The exercise =
Check each line of the entries below for the string "plain"; copy every line where it appears.

Recorded data =
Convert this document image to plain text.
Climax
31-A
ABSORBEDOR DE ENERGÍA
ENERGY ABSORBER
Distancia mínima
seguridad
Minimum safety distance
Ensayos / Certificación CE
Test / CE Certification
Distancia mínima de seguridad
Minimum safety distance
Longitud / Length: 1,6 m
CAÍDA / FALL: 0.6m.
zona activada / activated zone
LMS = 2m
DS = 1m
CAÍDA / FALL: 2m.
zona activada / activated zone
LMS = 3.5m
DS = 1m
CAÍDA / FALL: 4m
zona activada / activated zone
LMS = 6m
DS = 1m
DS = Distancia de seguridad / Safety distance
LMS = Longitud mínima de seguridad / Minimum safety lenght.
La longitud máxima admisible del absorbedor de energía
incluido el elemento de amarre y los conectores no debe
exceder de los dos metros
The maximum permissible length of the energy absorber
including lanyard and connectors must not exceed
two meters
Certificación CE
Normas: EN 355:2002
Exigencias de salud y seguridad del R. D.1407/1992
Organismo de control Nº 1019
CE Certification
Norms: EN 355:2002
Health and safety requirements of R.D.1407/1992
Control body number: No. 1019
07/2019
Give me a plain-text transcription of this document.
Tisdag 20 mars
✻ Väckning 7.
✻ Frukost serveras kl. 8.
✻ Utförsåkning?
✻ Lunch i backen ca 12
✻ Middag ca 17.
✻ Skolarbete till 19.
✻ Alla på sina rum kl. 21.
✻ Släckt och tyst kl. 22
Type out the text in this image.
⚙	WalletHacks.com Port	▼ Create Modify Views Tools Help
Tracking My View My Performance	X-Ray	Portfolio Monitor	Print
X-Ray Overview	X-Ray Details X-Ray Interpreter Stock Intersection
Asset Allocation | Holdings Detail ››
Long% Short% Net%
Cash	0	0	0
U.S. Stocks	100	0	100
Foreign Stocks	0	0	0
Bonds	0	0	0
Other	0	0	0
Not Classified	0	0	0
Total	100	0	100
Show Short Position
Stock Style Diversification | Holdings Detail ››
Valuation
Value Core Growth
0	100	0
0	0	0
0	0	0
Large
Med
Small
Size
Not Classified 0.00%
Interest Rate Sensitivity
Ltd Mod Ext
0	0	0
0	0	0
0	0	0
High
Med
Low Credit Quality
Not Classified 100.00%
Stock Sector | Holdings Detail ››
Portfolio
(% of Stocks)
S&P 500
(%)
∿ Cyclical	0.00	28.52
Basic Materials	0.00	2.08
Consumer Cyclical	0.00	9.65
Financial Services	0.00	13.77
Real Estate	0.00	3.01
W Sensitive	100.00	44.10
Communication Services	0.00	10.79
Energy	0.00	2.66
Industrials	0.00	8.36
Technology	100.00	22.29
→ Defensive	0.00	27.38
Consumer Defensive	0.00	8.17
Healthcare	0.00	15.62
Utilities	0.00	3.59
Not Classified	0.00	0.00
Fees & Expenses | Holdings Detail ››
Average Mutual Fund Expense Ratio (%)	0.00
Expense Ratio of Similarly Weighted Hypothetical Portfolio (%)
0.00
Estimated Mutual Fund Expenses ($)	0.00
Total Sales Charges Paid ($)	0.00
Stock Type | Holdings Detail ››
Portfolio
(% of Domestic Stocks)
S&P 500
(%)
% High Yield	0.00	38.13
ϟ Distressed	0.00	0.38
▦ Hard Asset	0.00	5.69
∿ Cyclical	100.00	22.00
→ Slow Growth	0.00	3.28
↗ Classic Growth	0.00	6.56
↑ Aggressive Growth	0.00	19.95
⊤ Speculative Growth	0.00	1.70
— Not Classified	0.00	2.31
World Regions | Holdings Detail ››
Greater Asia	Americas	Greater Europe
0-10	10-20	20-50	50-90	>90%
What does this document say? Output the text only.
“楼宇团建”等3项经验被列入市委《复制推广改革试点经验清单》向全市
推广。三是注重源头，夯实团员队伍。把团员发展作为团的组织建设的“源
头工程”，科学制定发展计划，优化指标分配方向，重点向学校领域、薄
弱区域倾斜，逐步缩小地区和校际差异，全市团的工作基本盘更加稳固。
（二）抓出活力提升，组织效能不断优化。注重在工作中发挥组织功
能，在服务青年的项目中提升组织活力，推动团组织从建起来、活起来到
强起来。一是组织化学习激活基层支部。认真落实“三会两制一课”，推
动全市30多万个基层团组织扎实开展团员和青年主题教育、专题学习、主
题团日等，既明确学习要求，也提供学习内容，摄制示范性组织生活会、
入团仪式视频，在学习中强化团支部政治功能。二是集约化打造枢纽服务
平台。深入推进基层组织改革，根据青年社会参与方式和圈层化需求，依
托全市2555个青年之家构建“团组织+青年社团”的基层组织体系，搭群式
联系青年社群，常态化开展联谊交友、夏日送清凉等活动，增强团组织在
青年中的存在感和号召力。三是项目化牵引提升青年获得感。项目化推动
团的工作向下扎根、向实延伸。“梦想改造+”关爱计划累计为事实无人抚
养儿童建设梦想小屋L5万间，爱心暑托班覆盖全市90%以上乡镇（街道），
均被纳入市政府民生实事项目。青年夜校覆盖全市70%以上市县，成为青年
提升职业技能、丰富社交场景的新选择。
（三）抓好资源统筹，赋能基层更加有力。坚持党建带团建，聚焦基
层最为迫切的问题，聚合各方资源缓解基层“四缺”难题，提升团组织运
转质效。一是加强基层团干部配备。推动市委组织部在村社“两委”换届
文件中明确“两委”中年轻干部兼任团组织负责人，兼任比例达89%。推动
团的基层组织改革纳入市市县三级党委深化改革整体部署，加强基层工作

Solution =
Convert this document image to plain text.
Give me a plain-text transcription of this document.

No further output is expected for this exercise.